Given problem ▸
Copy the records below exactly, omitting any pictures they contain.

** BEGIN Provided data **

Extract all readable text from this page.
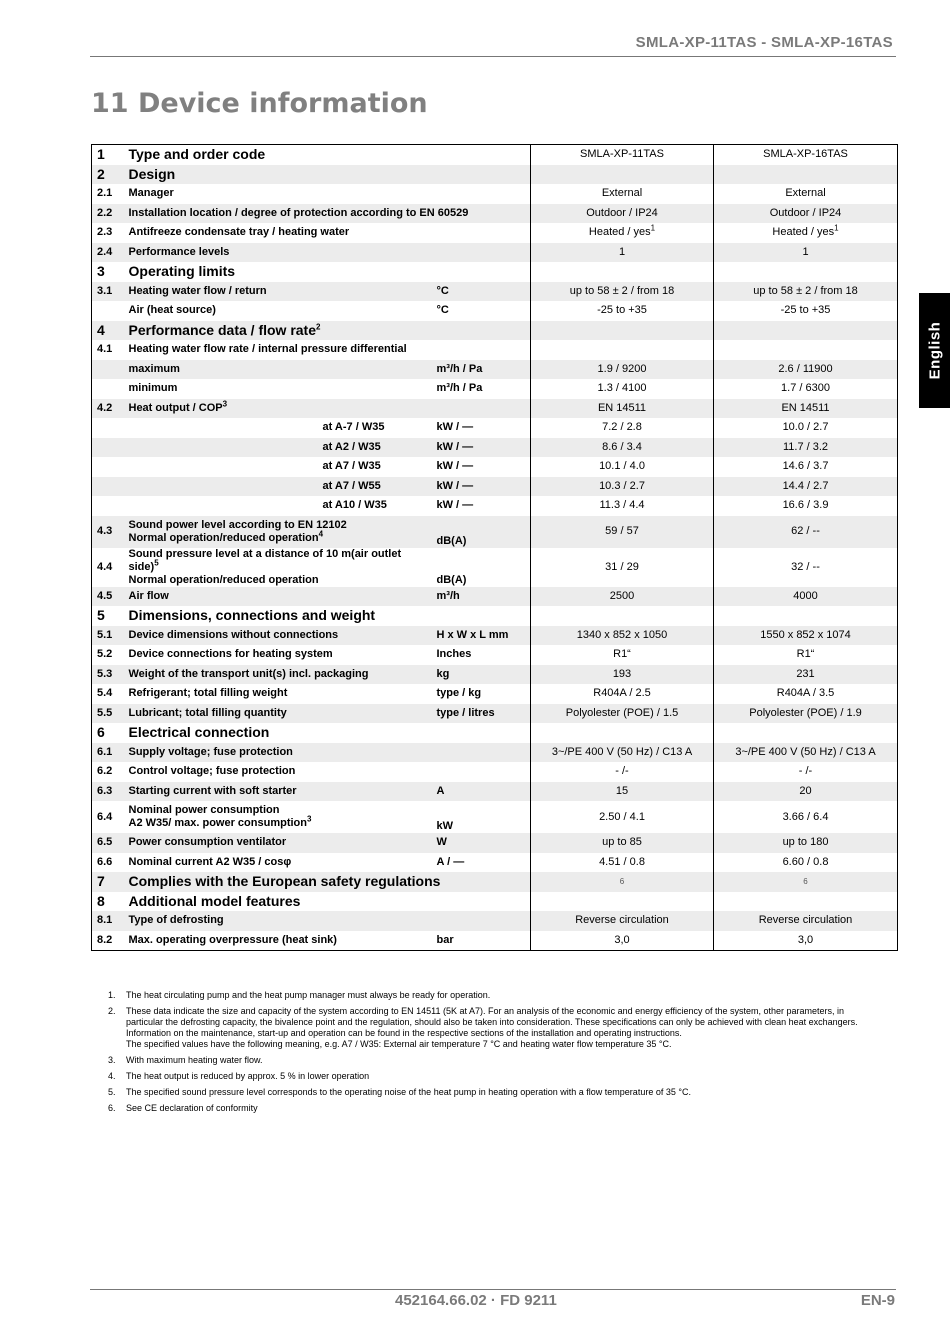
SMLA-XP-11TAS - SMLA-XP-16TAS
11 Device information
English
1	Type and order code		SMLA-XP-11TAS	SMLA-XP-16TAS
2	Design			
2.1	Manager		External	External
2.2	Installation location / degree of protection according to EN 60529		Outdoor / IP24	Outdoor / IP24
2.3	Antifreeze condensate tray / heating water		Heated / yes$^1$	Heated / yes$^1$
2.4	Performance levels		1	1
3	Operating limits			
3.1	Heating water flow / return	°C	up to 58 ± 2 / from 18	up to 58 ± 2 / from 18
	Air (heat source)	°C	-25 to +35	-25 to +35
4	Performance data / flow rate$^2$		
4.1	Heating water flow rate / internal pressure differential			
	maximum	m³/h / Pa	1.9 / 9200	2.6 / 11900
	minimum	m³/h / Pa	1.3 / 4100	1.7 / 6300
4.2	Heat output / COP$^3$		EN 14511	EN 14511
	at A-7 / W35	kW / —	7.2 / 2.8	10.0 / 2.7
	at A2 / W35	kW / —	8.6 / 3.4	11.7 / 3.2
	at A7 / W35	kW / —	10.1 / 4.0	14.6 / 3.7
	at A7 / W55	kW / —	10.3 / 2.7	14.4 / 2.7
	at A10 / W35	kW / —	11.3 / 4.4	16.6 / 3.9
4.3	Sound power level according to EN 12102
Normal operation/reduced operation$^4$	dB(A)	59 / 57	62 / --
4.4	Sound pressure level at a distance of 10 m(air outlet side)$^5$
Normal operation/reduced operation	dB(A)	31 / 29	32 / --
4.5	Air flow	m³/h	2500	4000
5	Dimensions, connections and weight			
5.1	Device dimensions without connections	H x W x L mm	1340 x 852 x 1050	1550 x 852 x 1074
5.2	Device connections for heating system	Inches	R1“	R1“
5.3	Weight of the transport unit(s) incl. packaging	kg	193	231
5.4	Refrigerant; total filling weight	type / kg	R404A / 2.5	R404A / 3.5
5.5	Lubricant; total filling quantity	type / litres	Polyolester (POE) / 1.5	Polyolester (POE) / 1.9
6	Electrical connection			
6.1	Supply voltage; fuse protection		3~/PE 400 V (50 Hz) / C13 A	3~/PE 400 V (50 Hz) / C13 A
6.2	Control voltage; fuse protection		- /-	- /-
6.3	Starting current with soft starter	A	15	20
6.4	Nominal power consumption
A2 W35/ max. power consumption$^3$	kW	2.50 / 4.1	3.66 / 6.4
6.5	Power consumption ventilator	W	up to 85	up to 180
6.6	Nominal current A2 W35 / cosφ	A / —	4.51 / 0.8	6.60 / 0.8
7	Complies with the European safety regulations		6	6
8	Additional model features			
8.1	Type of defrosting		Reverse circulation	Reverse circulation
8.2	Max. operating overpressure (heat sink)	bar	3,0	3,0
1.	The heat circulating pump and the heat pump manager must always be ready for operation.
2.	These data indicate the size and capacity of the system according to EN 14511 (5K at A7). For an analysis of the economic and energy efficiency of the system, other parameters, in particular the defrosting capacity, the bivalence point and the regulation, should also be taken into consideration. These specifications can only be achieved with clean heat exchangers. Information on the maintenance, start-up and operation can be found in the respective sections of the installation and operating instructions.
The specified values have the following meaning, e.g. A7 / W35: External air temperature 7 °C and heating water flow temperature 35 °C.
3.	With maximum heating water flow.
4.	The heat output is reduced by approx. 5 % in lower operation
5.	The specified sound pressure level corresponds to the operating noise of the heat pump in heating operation with a flow temperature of 35 °C.
6.	See CE declaration of conformity
452164.66.02 · FD 9211	EN-9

** END Provided data **

Result ▸
Extract all readable text from this page.
SMLA-XP-11TAS - SMLA-XP-16TAS
11 Device information
English
1	Type and order code		SMLA-XP-11TAS	SMLA-XP-16TAS
2	Design			
2.1	Manager		External	External
2.2	Installation location / degree of protection according to EN 60529		Outdoor / IP24	Outdoor / IP24
2.3	Antifreeze condensate tray / heating water		Heated / yes$^1$	Heated / yes$^1$
2.4	Performance levels		1	1
3	Operating limits			
3.1	Heating water flow / return	°C	up to 58 ± 2 / from 18	up to 58 ± 2 / from 18
	Air (heat source)	°C	-25 to +35	-25 to +35
4	Performance data / flow rate$^2$		
4.1	Heating water flow rate / internal pressure differential			
	maximum	m³/h / Pa	1.9 / 9200	2.6 / 11900
	minimum	m³/h / Pa	1.3 / 4100	1.7 / 6300
4.2	Heat output / COP$^3$		EN 14511	EN 14511
	at A-7 / W35	kW / —	7.2 / 2.8	10.0 / 2.7
	at A2 / W35	kW / —	8.6 / 3.4	11.7 / 3.2
	at A7 / W35	kW / —	10.1 / 4.0	14.6 / 3.7
	at A7 / W55	kW / —	10.3 / 2.7	14.4 / 2.7
	at A10 / W35	kW / —	11.3 / 4.4	16.6 / 3.9
4.3	Sound power level according to EN 12102
Normal operation/reduced operation$^4$	dB(A)	59 / 57	62 / --
4.4	Sound pressure level at a distance of 10 m(air outlet side)$^5$
Normal operation/reduced operation	dB(A)	31 / 29	32 / --
4.5	Air flow	m³/h	2500	4000
5	Dimensions, connections and weight			
5.1	Device dimensions without connections	H x W x L mm	1340 x 852 x 1050	1550 x 852 x 1074
5.2	Device connections for heating system	Inches	R1“	R1“
5.3	Weight of the transport unit(s) incl. packaging	kg	193	231
5.4	Refrigerant; total filling weight	type / kg	R404A / 2.5	R404A / 3.5
5.5	Lubricant; total filling quantity	type / litres	Polyolester (POE) / 1.5	Polyolester (POE) / 1.9
6	Electrical connection			
6.1	Supply voltage; fuse protection		3~/PE 400 V (50 Hz) / C13 A	3~/PE 400 V (50 Hz) / C13 A
6.2	Control voltage; fuse protection		- /-	- /-
6.3	Starting current with soft starter	A	15	20
6.4	Nominal power consumption
A2 W35/ max. power consumption$^3$	kW	2.50 / 4.1	3.66 / 6.4
6.5	Power consumption ventilator	W	up to 85	up to 180
6.6	Nominal current A2 W35 / cosφ	A / —	4.51 / 0.8	6.60 / 0.8
7	Complies with the European safety regulations		6	6
8	Additional model features			
8.1	Type of defrosting		Reverse circulation	Reverse circulation
8.2	Max. operating overpressure (heat sink)	bar	3,0	3,0
1.	The heat circulating pump and the heat pump manager must always be ready for operation.
2.	These data indicate the size and capacity of the system according to EN 14511 (5K at A7). For an analysis of the economic and energy efficiency of the system, other parameters, in particular the defrosting capacity, the bivalence point and the regulation, should also be taken into consideration. These specifications can only be achieved with clean heat exchangers. Information on the maintenance, start-up and operation can be found in the respective sections of the installation and operating instructions.
The specified values have the following meaning, e.g. A7 / W35: External air temperature 7 °C and heating water flow temperature 35 °C.
3.	With maximum heating water flow.
4.	The heat output is reduced by approx. 5 % in lower operation
5.	The specified sound pressure level corresponds to the operating noise of the heat pump in heating operation with a flow temperature of 35 °C.
6.	See CE declaration of conformity
452164.66.02 · FD 9211	EN-9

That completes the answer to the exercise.